TASK |
Copy each line from the material below that contains the string "pptx".

Layout element annotations |
━━━━━━━━━━━━━━━━━━━━━━━━━━━━━━

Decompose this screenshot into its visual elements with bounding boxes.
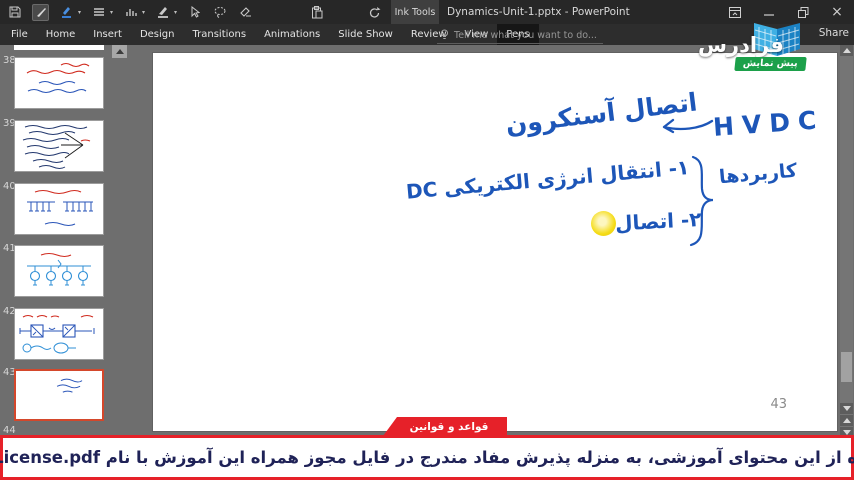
- lightbulb-icon: [441, 29, 448, 39]
- thumbnail-scroll-up-button[interactable]: [112, 45, 127, 58]
- line-style-icon[interactable]: [90, 4, 107, 21]
- slide-page-number: 43: [770, 397, 787, 412]
- faradars-brand-name: فرادرس: [698, 33, 784, 57]
- share-button[interactable]: Share: [819, 27, 849, 39]
- ink-curly-brace: [689, 155, 714, 247]
- minimize-icon[interactable]: [752, 0, 786, 24]
- thumbnail-slide-39[interactable]: [14, 120, 104, 172]
- pen-tool-icon[interactable]: [32, 3, 49, 21]
- eraser-icon[interactable]: [238, 4, 255, 21]
- ink-item1-dc-transmission: ۱- انتقال انرژی الکتریکی DC: [404, 155, 691, 204]
- save-icon[interactable]: [6, 4, 23, 21]
- laser-pointer-dot: [591, 211, 616, 236]
- tab-file[interactable]: File: [2, 24, 37, 45]
- previous-slide-button[interactable]: [840, 415, 853, 426]
- highlighter-icon[interactable]: [58, 4, 75, 21]
- tab-home[interactable]: Home: [37, 24, 85, 45]
- restore-icon[interactable]: [786, 0, 820, 24]
- thumbnail-slide-40[interactable]: [14, 183, 104, 235]
- scrollbar-thumb[interactable]: [841, 352, 852, 382]
- vertical-scrollbar[interactable]: [840, 45, 853, 438]
- lasso-select-icon[interactable]: [212, 4, 229, 21]
- tab-design[interactable]: Design: [131, 24, 184, 45]
- window-controls: ×: [718, 0, 854, 24]
- undo-icon[interactable]: [366, 4, 383, 21]
- banner-label-tab: قواعد و قوانین: [383, 417, 507, 436]
- ink-applications-label: کاربردها: [718, 159, 798, 189]
- title-bar: ▾ ▾ ▾ ▾ Ink Tools Dynamics-Unit-1.pptx -…: [0, 0, 854, 24]
- scroll-down-button[interactable]: [840, 403, 853, 414]
- workspace: 38 39 40 41 42 43 44 HVDC اتصال آسنکرون …: [0, 45, 854, 480]
- preview-badge: پیش نمایش: [734, 57, 807, 71]
- close-icon[interactable]: ×: [820, 0, 854, 24]
- ribbon-display-options-icon[interactable]: [718, 0, 752, 24]
- license-banner: استفاده از این محتوای آموزشی، به منزله پ…: [0, 435, 854, 480]
- thumbnail-slide-38[interactable]: [14, 57, 104, 109]
- chevron-down-icon[interactable]: ▾: [174, 9, 177, 16]
- clipboard-icon[interactable]: [308, 4, 325, 21]
- context-tab-group-header: Ink Tools: [391, 0, 439, 24]
- slide-canvas[interactable]: HVDC اتصال آسنکرون کاربردها ۱- انتقال ان…: [152, 52, 838, 432]
- triangle-up-icon: [842, 418, 851, 423]
- quick-access-toolbar: ▾ ▾ ▾ ▾: [6, 0, 441, 24]
- tab-animations[interactable]: Animations: [255, 24, 329, 45]
- window-title: Dynamics-Unit-1.pptx - PowerPoint: [447, 6, 630, 18]
- thumbnail-slide-42[interactable]: [14, 308, 104, 360]
- license-banner-text: استفاده از این محتوای آموزشی، به منزله پ…: [0, 448, 854, 467]
- tab-slideshow[interactable]: Slide Show: [329, 24, 402, 45]
- thumbnail-slide-41[interactable]: [14, 245, 104, 297]
- faradars-watermark: فرادرس پیش نمایش: [690, 23, 820, 73]
- triangle-up-icon: [842, 48, 851, 53]
- select-arrow-icon[interactable]: [186, 4, 203, 21]
- ink-thickness-icon[interactable]: [122, 4, 139, 21]
- ink-color-icon[interactable]: [154, 4, 171, 21]
- ink-item2-connection: ۲- اتصال: [614, 207, 702, 236]
- tell-me-search[interactable]: Tell me what you want to do...: [437, 27, 603, 44]
- thumbnail-partial-top[interactable]: [14, 45, 104, 50]
- ink-hvdc-text: HVDC: [712, 105, 826, 142]
- tab-transitions[interactable]: Transitions: [183, 24, 255, 45]
- thumbnail-slide-43-selected[interactable]: [14, 369, 104, 421]
- tab-insert[interactable]: Insert: [84, 24, 131, 45]
- chevron-down-icon[interactable]: ▾: [142, 9, 145, 16]
- triangle-down-icon: [842, 406, 851, 411]
- scroll-up-button[interactable]: [840, 45, 853, 56]
- chevron-down-icon[interactable]: ▾: [110, 9, 113, 16]
- triangle-up-icon: [115, 49, 124, 54]
- tell-me-label: Tell me what you want to do...: [454, 29, 597, 41]
- chevron-down-icon[interactable]: ▾: [78, 9, 81, 16]
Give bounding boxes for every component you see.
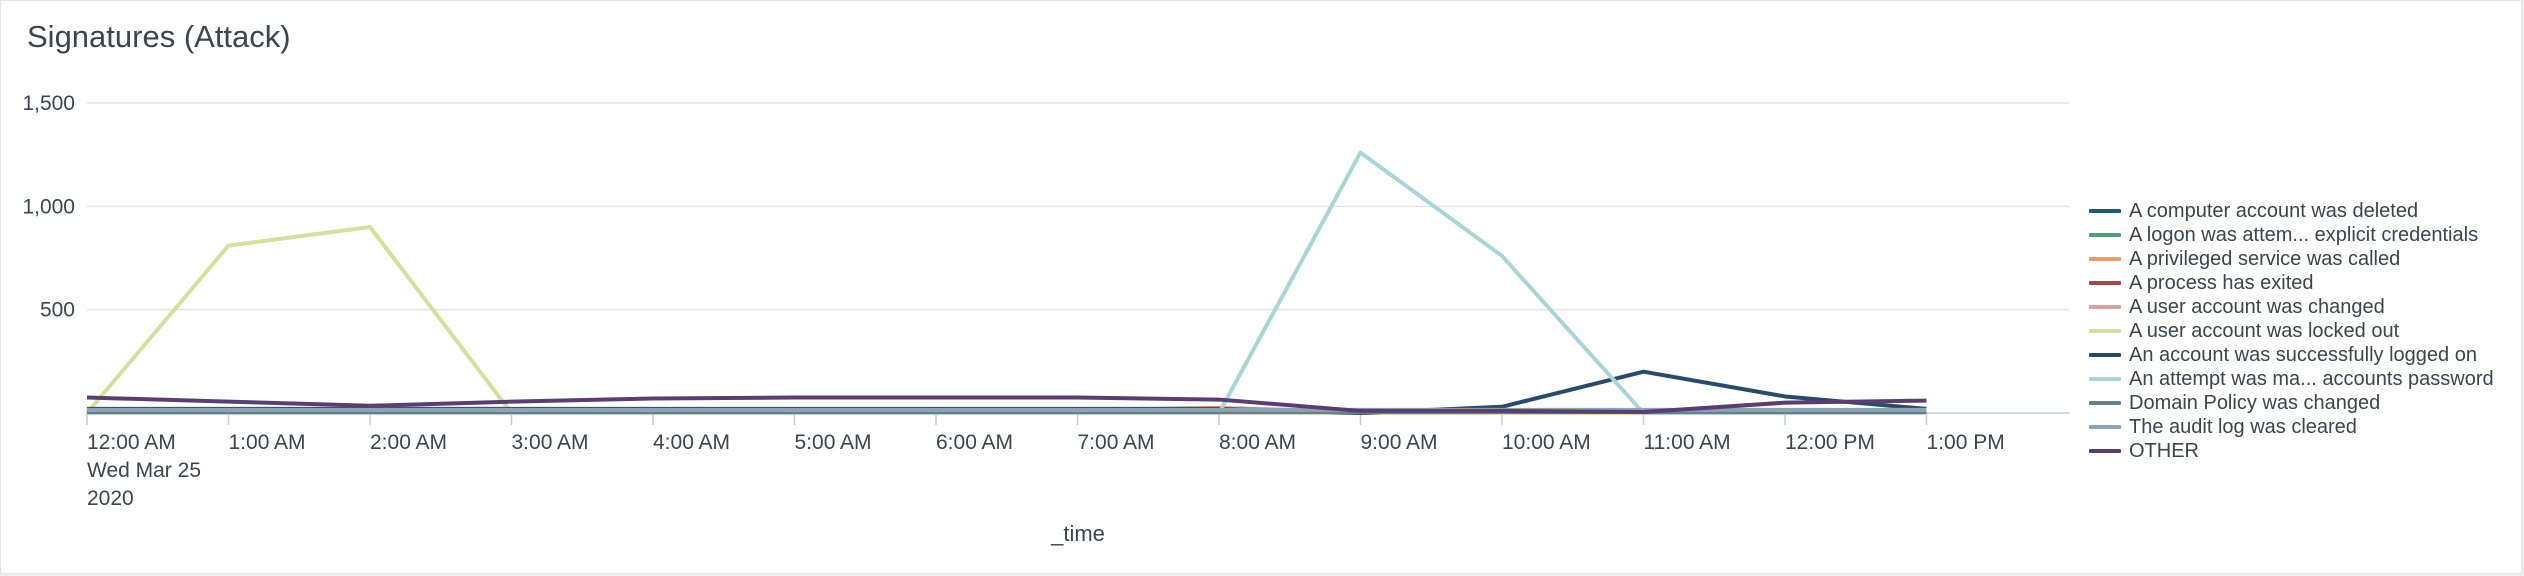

━━━━━━━━━━━━━━━━━━━━━━━━━━━━━━

THE ANSWER |
- title-bar: ▾ ▾ ▾ ▾ Ink Tools Dynamics-Unit-1.pptx -…: [0, 0, 854, 24]
- window-title: Dynamics-Unit-1.pptx - PowerPoint: [447, 6, 630, 18]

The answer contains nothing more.